> Objective
Gather up all lines that carry the word "veille".

> Input material
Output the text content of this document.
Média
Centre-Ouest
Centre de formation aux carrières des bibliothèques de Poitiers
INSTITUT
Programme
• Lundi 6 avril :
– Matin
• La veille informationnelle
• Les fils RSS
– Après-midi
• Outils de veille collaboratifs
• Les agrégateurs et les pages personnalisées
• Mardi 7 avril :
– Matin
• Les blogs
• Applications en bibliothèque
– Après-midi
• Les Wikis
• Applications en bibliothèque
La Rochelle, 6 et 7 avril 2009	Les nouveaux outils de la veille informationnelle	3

> Finished exercise
• La veille informationnelle
• Outils de veille collaboratifs
La Rochelle, 6 et 7 avril 2009	Les nouveaux outils de la veille informationnelle	3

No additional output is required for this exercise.